Given text ::

09 Jun 2023 at 01:47hrs | Views
The widely acclaimed narrative - correlation fallacy - that Zimbabweans are "well educated" and are some of the highly literate people on this continent is a myth. Myths build egos, not economies; neither do they make any significant contribution to the democratic electoral value chain.

Myths do not change but merely perpetuate dysfunctional governments. In fact, myths are the very antithesis of effective democracy. They are that negative force which squirms unnoticed from the bowels of human development to contaminate the very reason man was created — to be free.

Myths reinforce illusions and illusions propagate lies leading to national self-immolation.

If you mix electoral myths with captured institutions, you get a potent combination of truths, half-truths, and "fiction," especially about results — not only disputed but resulting in violence.

Such are the electoral dynamics Zimbabweans are confronted with — candidates who lie, constituents lied to and some people who choose to ignore the lies, pretending whatever they do, nothing will ever change.

Directive 1 :: In the commentary on Zimbabwe's electoral myths, what do myths build instead of economies?
Directive 2 :: Carry the commentary on Zimbabwe's electoral myths forward from its final sentence.

Provided information ::
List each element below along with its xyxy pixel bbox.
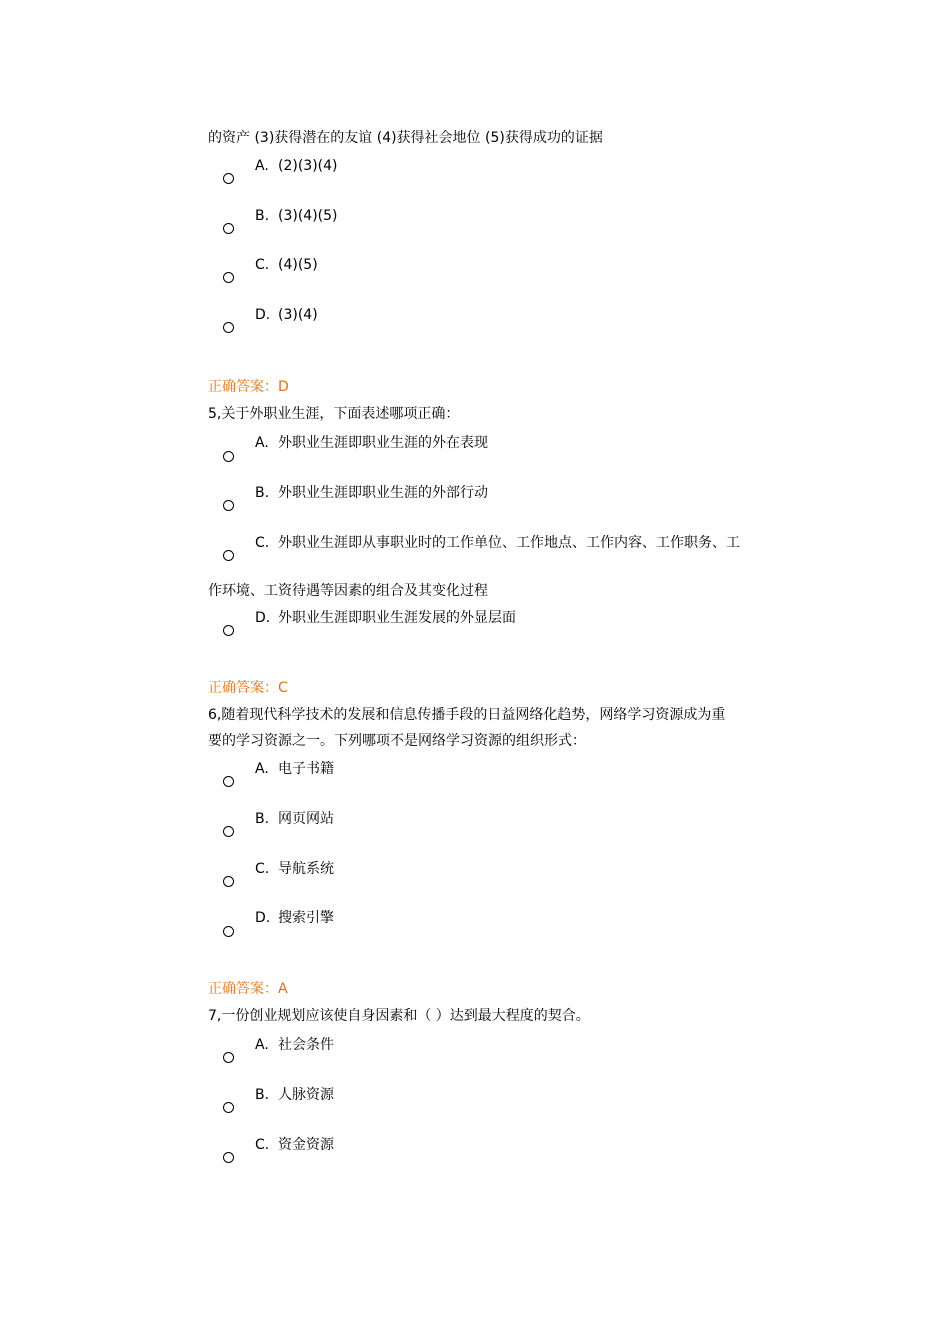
option-letter: A. xyxy=(255,158,269,174)
option-text: (2)(3)(4) xyxy=(278,158,338,174)
q4-option-a xyxy=(255,156,338,176)
q4-option-c xyxy=(255,255,318,275)
option-text: 人脉资源 xyxy=(278,1087,334,1103)
option-text: (3)(4) xyxy=(278,307,318,323)
q6-option-d xyxy=(255,908,334,928)
q7-option-c-radio[interactable] xyxy=(223,1152,234,1163)
option-text: 网页网站 xyxy=(278,811,334,827)
option-text: 外职业生涯即职业生涯的外部行动 xyxy=(278,485,488,501)
option-letter: C. xyxy=(255,861,270,877)
q5-option-d xyxy=(255,608,516,628)
option-text: 电子书籍 xyxy=(278,761,334,777)
q7-stem: 7,一份创业规划应该使自身因素和（ ）达到最大程度的契合。 xyxy=(208,1008,590,1024)
option-letter: D. xyxy=(255,610,271,626)
option-text: 外职业生涯即职业生涯发展的外显层面 xyxy=(278,610,516,626)
option-letter: A. xyxy=(255,1037,269,1053)
q6-stem-line2: 要的学习资源之一。下列哪项不是网络学习资源的组织形式： xyxy=(208,733,586,749)
q5-option-a-radio[interactable] xyxy=(223,451,234,462)
q5-option-c-radio[interactable] xyxy=(223,550,234,561)
option-letter: B. xyxy=(255,485,270,501)
q7-option-b xyxy=(255,1085,334,1105)
option-text: 社会条件 xyxy=(278,1037,334,1053)
q5-correct-answer: 正确答案：C xyxy=(208,680,288,696)
option-letter: B. xyxy=(255,811,270,827)
q4-correct-answer: 正确答案：D xyxy=(208,379,289,395)
q4-option-d-radio[interactable] xyxy=(223,322,234,333)
q4-option-d xyxy=(255,305,318,325)
option-text: 外职业生涯即职业生涯的外在表现 xyxy=(278,435,488,451)
option-text: 资金资源 xyxy=(278,1137,334,1153)
q6-option-c xyxy=(255,859,334,879)
option-text: (4)(5) xyxy=(278,257,318,273)
q6-stem-line1: 6,随着现代科学技术的发展和信息传播手段的日益网络化趋势，网络学习资源成为重 xyxy=(208,707,726,723)
option-letter: A. xyxy=(255,761,269,777)
option-letter: D. xyxy=(255,307,271,323)
q5-option-d-radio[interactable] xyxy=(223,625,234,636)
q6-option-b xyxy=(255,809,334,829)
q5-option-b xyxy=(255,483,488,503)
q6-option-d-radio[interactable] xyxy=(223,926,234,937)
q5-option-c xyxy=(255,533,740,553)
q6-option-a-radio[interactable] xyxy=(223,776,234,787)
option-letter: C. xyxy=(255,535,270,551)
option-letter: B. xyxy=(255,208,270,224)
option-text: (3)(4)(5) xyxy=(278,208,338,224)
option-text: 导航系统 xyxy=(278,861,334,877)
q7-option-a xyxy=(255,1035,334,1055)
q7-option-c xyxy=(255,1135,334,1155)
q5-option-a xyxy=(255,433,488,453)
q6-option-b-radio[interactable] xyxy=(223,826,234,837)
option-letter: B. xyxy=(255,1087,270,1103)
q6-option-a xyxy=(255,759,334,779)
option-text: 外职业生涯即从事职业时的工作单位、工作地点、工作内容、工作职务、工 xyxy=(278,535,740,551)
q4-option-b xyxy=(255,206,338,226)
q6-option-c-radio[interactable] xyxy=(223,876,234,887)
option-letter: C. xyxy=(255,257,270,273)
q4-option-b-radio[interactable] xyxy=(223,223,234,234)
q7-option-a-radio[interactable] xyxy=(223,1052,234,1063)
q4-option-a-radio[interactable] xyxy=(223,173,234,184)
option-letter: D. xyxy=(255,910,271,926)
option-letter: A. xyxy=(255,435,269,451)
q6-correct-answer: 正确答案：A xyxy=(208,981,288,997)
q5-stem: 5,关于外职业生涯，下面表述哪项正确： xyxy=(208,406,460,422)
q4-stem-tail: 的资产 (3)获得潜在的友谊 (4)获得社会地位 (5)获得成功的证据 xyxy=(208,130,603,146)
option-letter: C. xyxy=(255,1137,270,1153)
q4-option-c-radio[interactable] xyxy=(223,272,234,283)
q5-option-b-radio[interactable] xyxy=(223,500,234,511)
q5-option-c-continuation: 作环境、工资待遇等因素的组合及其变化过程 xyxy=(208,583,488,599)
option-text: 搜索引擎 xyxy=(278,910,334,926)
q7-option-b-radio[interactable] xyxy=(223,1102,234,1113)
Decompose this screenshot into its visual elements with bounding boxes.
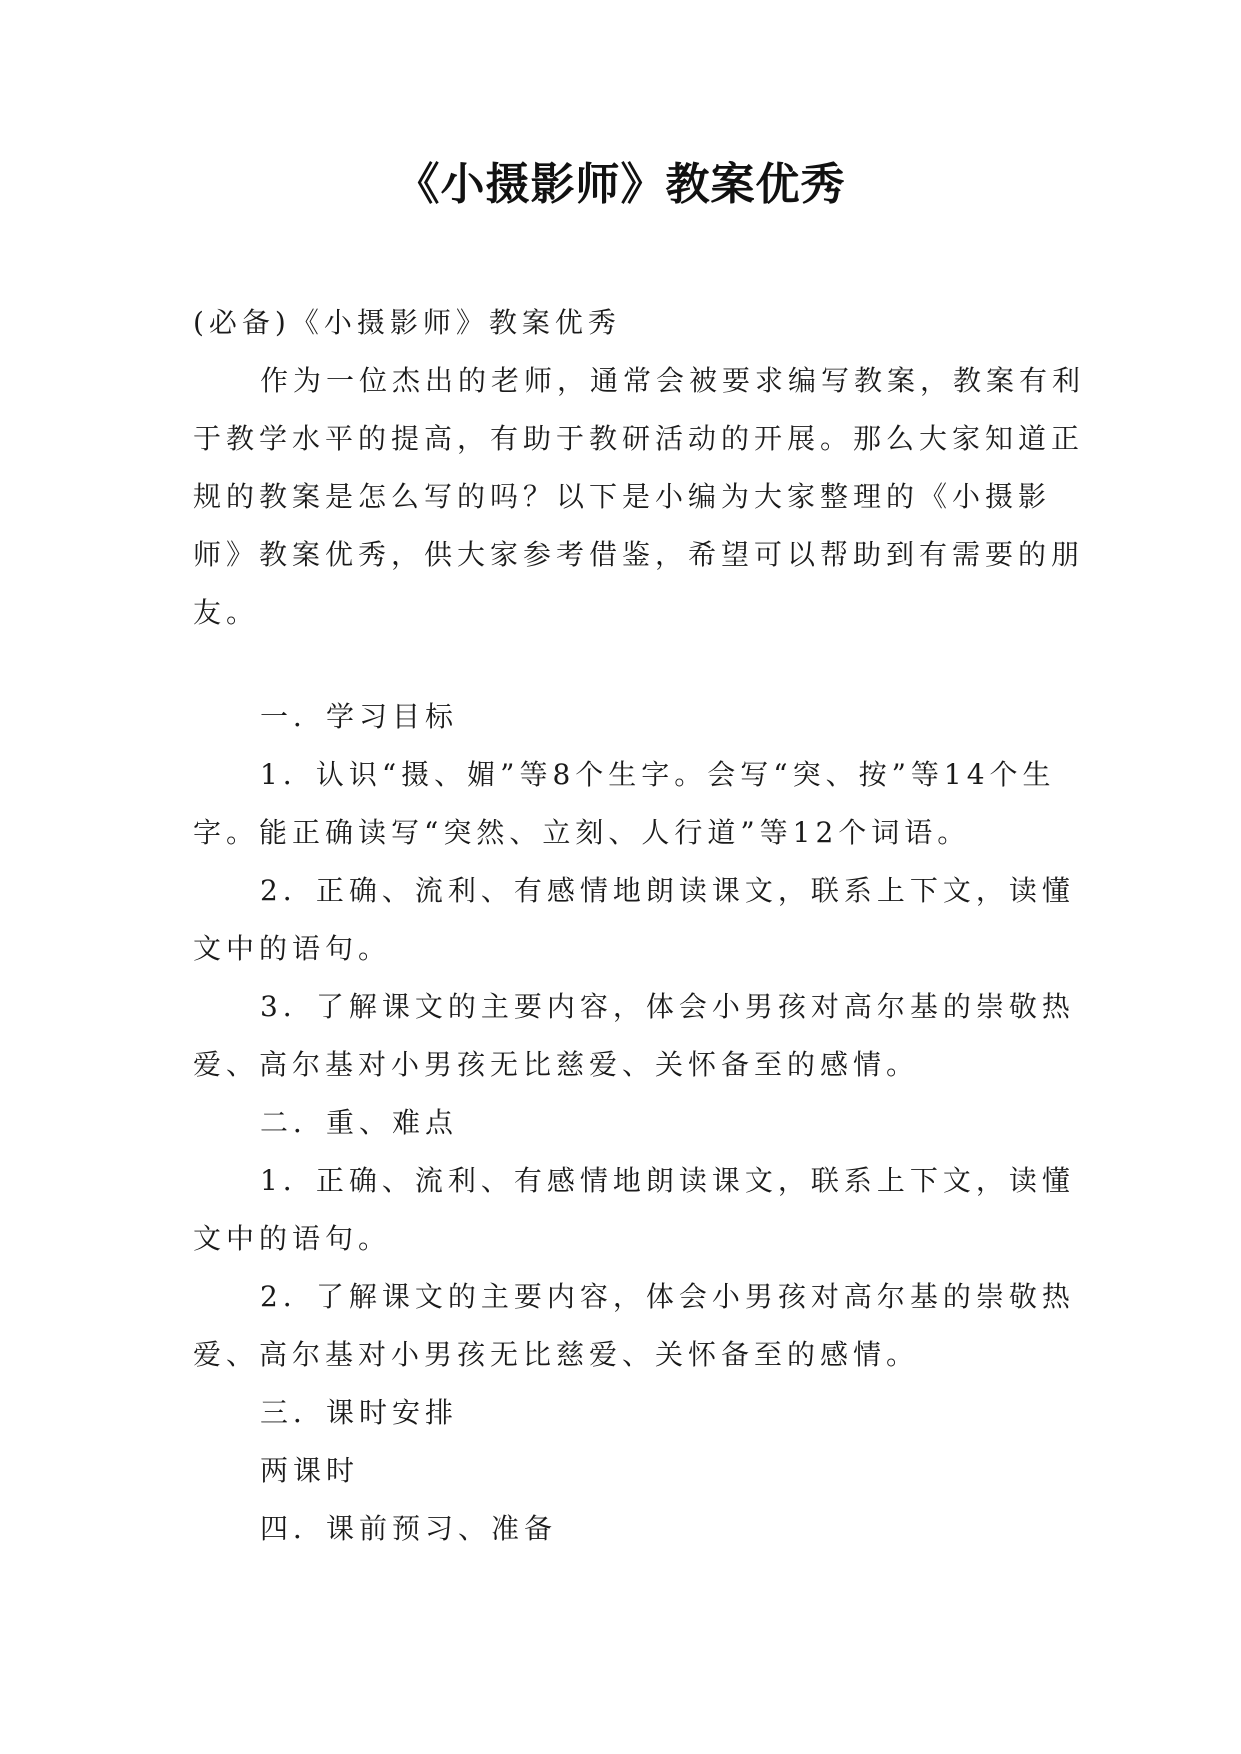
goal-item-1: 1．认识“摄、媚”等8个生字。会写“突、按”等14个生字。能正确读写“突然、立刻、人行道”等12个词语。 [193,758,1056,849]
paragraph-gap [193,642,1093,688]
key-point-item-2: 2．了解课文的主要内容，体会小男孩对高尔基的崇敬热爱、高尔基对小男孩无比慈爱、关怀备至的感情。 [193,1280,1075,1371]
document-subtitle: (必备)《小摄影师》教案优秀 [193,306,621,339]
section-heading-goals: 一．学习目标 [260,700,459,733]
section-heading-preparation: 四．课前预习、准备 [260,1512,558,1545]
document-body [193,294,1093,1558]
goal-item-2: 2．正确、流利、有感情地朗读课文，联系上下文，读懂文中的语句。 [193,874,1075,965]
goal-item-3: 3．了解课文的主要内容，体会小男孩对高尔基的崇敬热爱、高尔基对小男孩无比慈爱、关怀备至的感情。 [193,990,1075,1081]
section-heading-key-points: 二．重、难点 [260,1106,459,1139]
document-title: 《小摄影师》教案优秀 [395,159,846,210]
schedule-item-1: 两课时 [260,1454,360,1487]
section-heading-schedule: 三．课时安排 [260,1396,459,1429]
intro-paragraph: 作为一位杰出的老师，通常会被要求编写教案，教案有利于教学水平的提高，有助于教研活动的开展。那么大家知道正规的教案是怎么写的吗？以下是小编为大家整理的《小摄影师》教案优秀，供大家参考借鉴，希望可以帮助到有需要的朋友。 [193,364,1086,629]
key-point-item-1: 1．正确、流利、有感情地朗读课文，联系上下文，读懂文中的语句。 [193,1164,1075,1255]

Answer 1 :: Egos.

Answer 2 ::
The fact that our nation rides the sinewave of self-deception (delusion) on assumed levels of literacy means that all literature relating to elections inevitably goes to waste — unnoticed, ignored, at worst despised.

The perennial mantra "Zimbabweans don't have enough information on elections" is rooted in this delusion of elevated levels of national literacy. Yes, we do not have enough information only because we do not care to read about whatever is available. Read-o-phobia.

When electoral practitioners then argue for a higher rate of voter registration or better still, voter participation, the dangerous assumption is that people can read and write. The term "voter registration;" the very action itself is about someone reading and writing. Therefore, our collective phobia for reading (and writing) becomes an invisible obstacle that depreciates value proposition of the voters roll, because once the roll has been populated, someone must read it.

When the roll is published — albeit with its inevitable literary inadequacies — nobody would bother reading it — not because we do not care, but because of its mediocre quality exacerbated by our equally poor reading culture.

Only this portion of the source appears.